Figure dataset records
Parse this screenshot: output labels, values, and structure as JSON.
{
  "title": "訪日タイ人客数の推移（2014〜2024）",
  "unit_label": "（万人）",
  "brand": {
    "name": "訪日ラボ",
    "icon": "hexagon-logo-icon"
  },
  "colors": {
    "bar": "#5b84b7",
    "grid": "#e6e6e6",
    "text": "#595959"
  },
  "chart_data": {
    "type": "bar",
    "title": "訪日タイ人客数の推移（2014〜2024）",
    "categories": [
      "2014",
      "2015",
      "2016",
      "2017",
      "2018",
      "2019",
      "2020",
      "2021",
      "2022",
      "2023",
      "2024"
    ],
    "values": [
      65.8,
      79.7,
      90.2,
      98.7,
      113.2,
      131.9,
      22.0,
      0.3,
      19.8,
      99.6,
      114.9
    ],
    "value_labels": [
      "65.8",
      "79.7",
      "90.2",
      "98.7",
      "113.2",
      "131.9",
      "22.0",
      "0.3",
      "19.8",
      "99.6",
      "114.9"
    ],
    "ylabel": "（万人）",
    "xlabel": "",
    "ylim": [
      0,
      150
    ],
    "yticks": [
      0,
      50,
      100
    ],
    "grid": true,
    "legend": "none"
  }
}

| Exercise directions |
Quote each line of the listing above exactly.

| Result |
Parse this screenshot: output labels, values, and structure as JSON.
{
  "title": "訪日タイ人客数の推移（2014〜2024）",
  "unit_label": "（万人）",
  "brand": {
    "name": "訪日ラボ",
    "icon": "hexagon-logo-icon"
  },
  "colors": {
    "bar": "#5b84b7",
    "grid": "#e6e6e6",
    "text": "#595959"
  },
  "chart_data": {
    "type": "bar",
    "title": "訪日タイ人客数の推移（2014〜2024）",
    "categories": [
      "2014",
      "2015",
      "2016",
      "2017",
      "2018",
      "2019",
      "2020",
      "2021",
      "2022",
      "2023",
      "2024"
    ],
    "values": [
      65.8,
      79.7,
      90.2,
      98.7,
      113.2,
      131.9,
      22.0,
      0.3,
      19.8,
      99.6,
      114.9
    ],
    "value_labels": [
      "65.8",
      "79.7",
      "90.2",
      "98.7",
      "113.2",
      "131.9",
      "22.0",
      "0.3",
      "19.8",
      "99.6",
      "114.9"
    ],
    "ylabel": "（万人）",
    "xlabel": "",
    "ylim": [
      0,
      150
    ],
    "yticks": [
      0,
      50,
      100
    ],
    "grid": true,
    "legend": "none"
  }
}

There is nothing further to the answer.